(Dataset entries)
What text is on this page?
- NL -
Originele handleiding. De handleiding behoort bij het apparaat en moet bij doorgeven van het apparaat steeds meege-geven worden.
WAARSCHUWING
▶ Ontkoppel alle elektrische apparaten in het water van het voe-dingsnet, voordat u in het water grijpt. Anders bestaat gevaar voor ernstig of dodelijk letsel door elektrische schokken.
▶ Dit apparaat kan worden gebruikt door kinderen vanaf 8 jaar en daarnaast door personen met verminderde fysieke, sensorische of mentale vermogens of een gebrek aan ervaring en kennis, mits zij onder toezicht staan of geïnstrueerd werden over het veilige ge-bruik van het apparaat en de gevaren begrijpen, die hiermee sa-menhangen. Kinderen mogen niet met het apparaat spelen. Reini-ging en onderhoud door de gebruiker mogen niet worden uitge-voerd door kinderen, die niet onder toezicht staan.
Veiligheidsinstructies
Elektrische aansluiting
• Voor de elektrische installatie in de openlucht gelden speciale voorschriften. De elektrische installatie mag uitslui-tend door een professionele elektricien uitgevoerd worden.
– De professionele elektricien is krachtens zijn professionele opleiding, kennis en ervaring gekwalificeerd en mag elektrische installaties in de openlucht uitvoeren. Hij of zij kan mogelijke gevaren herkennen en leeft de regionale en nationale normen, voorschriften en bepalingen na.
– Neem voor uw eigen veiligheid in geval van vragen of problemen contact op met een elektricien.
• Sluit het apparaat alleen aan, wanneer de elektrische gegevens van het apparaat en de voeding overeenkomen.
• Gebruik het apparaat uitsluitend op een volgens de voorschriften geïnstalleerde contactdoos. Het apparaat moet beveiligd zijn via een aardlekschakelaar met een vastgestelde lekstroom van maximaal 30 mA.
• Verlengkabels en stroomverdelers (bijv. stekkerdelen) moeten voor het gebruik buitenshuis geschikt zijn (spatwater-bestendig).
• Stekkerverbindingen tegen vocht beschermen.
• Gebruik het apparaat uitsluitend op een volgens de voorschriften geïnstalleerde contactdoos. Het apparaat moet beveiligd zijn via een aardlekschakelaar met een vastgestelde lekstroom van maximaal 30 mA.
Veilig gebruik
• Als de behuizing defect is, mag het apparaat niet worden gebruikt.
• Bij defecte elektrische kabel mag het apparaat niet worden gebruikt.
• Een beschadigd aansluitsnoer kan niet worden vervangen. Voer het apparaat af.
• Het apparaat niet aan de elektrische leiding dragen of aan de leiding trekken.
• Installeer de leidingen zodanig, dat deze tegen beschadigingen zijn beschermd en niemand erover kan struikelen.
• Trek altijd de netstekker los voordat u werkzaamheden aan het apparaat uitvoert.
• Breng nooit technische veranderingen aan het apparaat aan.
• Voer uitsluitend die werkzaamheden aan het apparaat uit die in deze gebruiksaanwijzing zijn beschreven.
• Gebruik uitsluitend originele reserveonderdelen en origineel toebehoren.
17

_YOUR TASK:_ From the listing above, collect every line that mentions the word "uitsluitend".

_SOLUTION:_
• Gebruik het apparaat uitsluitend op een volgens de voorschriften geïnstalleerde contactdoos. Het apparaat moet beveiligd zijn via een aardlekschakelaar met een vastgestelde lekstroom van maximaal 30 mA.
• Gebruik het apparaat uitsluitend op een volgens de voorschriften geïnstalleerde contactdoos. Het apparaat moet beveiligd zijn via een aardlekschakelaar met een vastgestelde lekstroom van maximaal 30 mA.
• Voer uitsluitend die werkzaamheden aan het apparaat uit die in deze gebruiksaanwijzing zijn beschreven.
• Gebruik uitsluitend originele reserveonderdelen en origineel toebehoren.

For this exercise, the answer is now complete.